* **RECORDS**:

####################

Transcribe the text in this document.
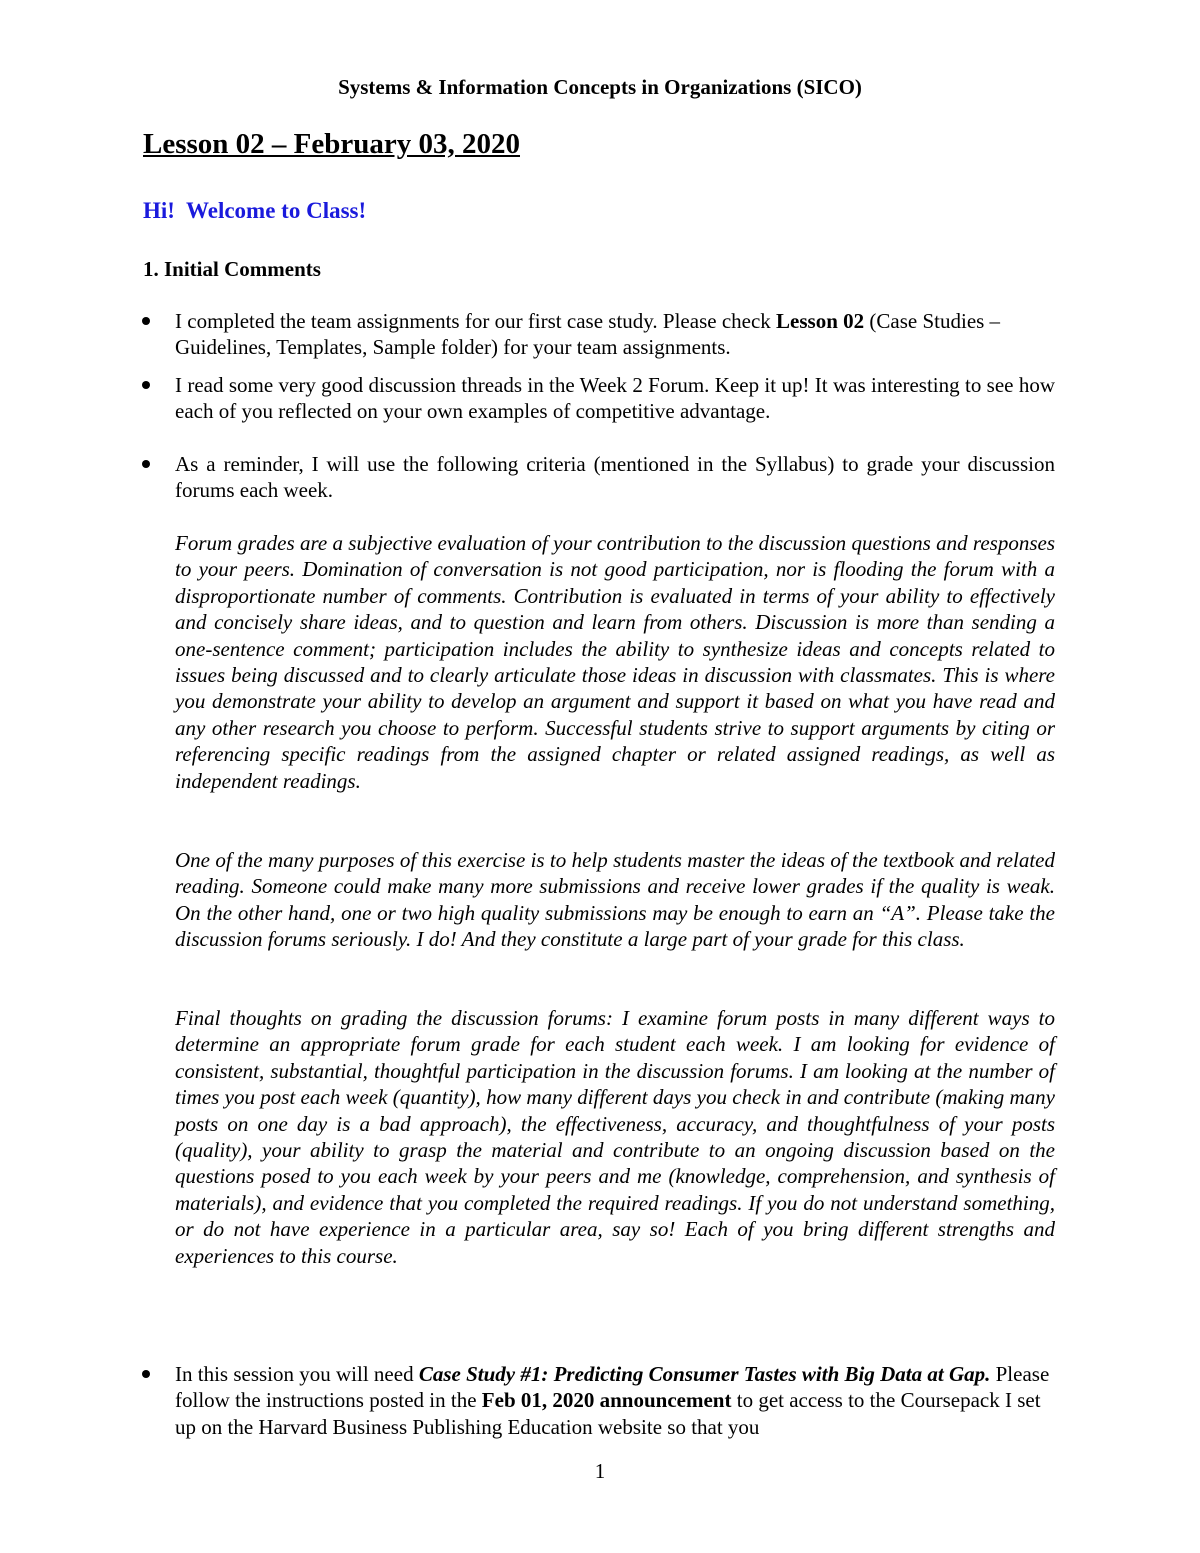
Systems & Information Concepts in Organizations (SICO)
Lesson 02 – February 03, 2020
Hi!  Welcome to Class!
1. Initial Comments
I completed the team assignments for our first case study. Please check Lesson 02 (Case Studies – Guidelines, Templates, Sample folder) for your team assignments.
I read some very good discussion threads in the Week 2 Forum. Keep it up! It was interesting to see how each of you reflected on your own examples of competitive advantage.
As a reminder, I will use the following criteria (mentioned in the Syllabus) to grade your discussion forums each week.
Forum grades are a subjective evaluation of your contribution to the discussion questions and responses to your peers. Domination of conversation is not good participation, nor is flooding the forum with a disproportionate number of comments. Contribution is evaluated in terms of your ability to effectively and concisely share ideas, and to question and learn from others. Discussion is more than sending a one-sentence comment; participation includes the ability to synthesize ideas and concepts related to issues being discussed and to clearly articulate those ideas in discussion with classmates. This is where you demonstrate your ability to develop an argument and support it based on what you have read and any other research you choose to perform. Successful students strive to support arguments by citing or referencing specific readings from the assigned chapter or related assigned readings, as well as independent readings.
One of the many purposes of this exercise is to help students master the ideas of the textbook and related reading. Someone could make many more submissions and receive lower grades if the quality is weak. On the other hand, one or two high quality submissions may be enough to earn an “A”. Please take the discussion forums seriously. I do! And they constitute a large part of your grade for this class.
Final thoughts on grading the discussion forums: I examine forum posts in many different ways to determine an appropriate forum grade for each student each week. I am looking for evidence of consistent, substantial, thoughtful participation in the discussion forums. I am looking at the number of times you post each week (quantity), how many different days you check in and contribute (making many posts on one day is a bad approach), the effectiveness, accuracy, and thoughtfulness of your posts (quality), your ability to grasp the material and contribute to an ongoing discussion based on the questions posed to you each week by your peers and me (knowledge, comprehension, and synthesis of materials), and evidence that you completed the required readings. If you do not understand something, or do not have experience in a particular area, say so! Each of you bring different strengths and experiences to this course.
In this session you will need Case Study #1: Predicting Consumer Tastes with Big Data at Gap. Please follow the instructions posted in the Feb 01, 2020 announcement to get access to the Coursepack I set up on the Harvard Business Publishing Education website so that you
1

####################

* **EXERCISE AIM**: Go through the entries above and print each one exactly, minus the pictures.

* **ANSWER TO THIS EXERCISE**:
Transcribe the text in this document.
Systems & Information Concepts in Organizations (SICO)
Lesson 02 – February 03, 2020
Hi!  Welcome to Class!
1. Initial Comments
I completed the team assignments for our first case study. Please check Lesson 02 (Case Studies – Guidelines, Templates, Sample folder) for your team assignments.
I read some very good discussion threads in the Week 2 Forum. Keep it up! It was interesting to see how each of you reflected on your own examples of competitive advantage.
As a reminder, I will use the following criteria (mentioned in the Syllabus) to grade your discussion forums each week.
Forum grades are a subjective evaluation of your contribution to the discussion questions and responses to your peers. Domination of conversation is not good participation, nor is flooding the forum with a disproportionate number of comments. Contribution is evaluated in terms of your ability to effectively and concisely share ideas, and to question and learn from others. Discussion is more than sending a one-sentence comment; participation includes the ability to synthesize ideas and concepts related to issues being discussed and to clearly articulate those ideas in discussion with classmates. This is where you demonstrate your ability to develop an argument and support it based on what you have read and any other research you choose to perform. Successful students strive to support arguments by citing or referencing specific readings from the assigned chapter or related assigned readings, as well as independent readings.
One of the many purposes of this exercise is to help students master the ideas of the textbook and related reading. Someone could make many more submissions and receive lower grades if the quality is weak. On the other hand, one or two high quality submissions may be enough to earn an “A”. Please take the discussion forums seriously. I do! And they constitute a large part of your grade for this class.
Final thoughts on grading the discussion forums: I examine forum posts in many different ways to determine an appropriate forum grade for each student each week. I am looking for evidence of consistent, substantial, thoughtful participation in the discussion forums. I am looking at the number of times you post each week (quantity), how many different days you check in and contribute (making many posts on one day is a bad approach), the effectiveness, accuracy, and thoughtfulness of your posts (quality), your ability to grasp the material and contribute to an ongoing discussion based on the questions posed to you each week by your peers and me (knowledge, comprehension, and synthesis of materials), and evidence that you completed the required readings. If you do not understand something, or do not have experience in a particular area, say so! Each of you bring different strengths and experiences to this course.
In this session you will need Case Study #1: Predicting Consumer Tastes with Big Data at Gap. Please follow the instructions posted in the Feb 01, 2020 announcement to get access to the Coursepack I set up on the Harvard Business Publishing Education website so that you
1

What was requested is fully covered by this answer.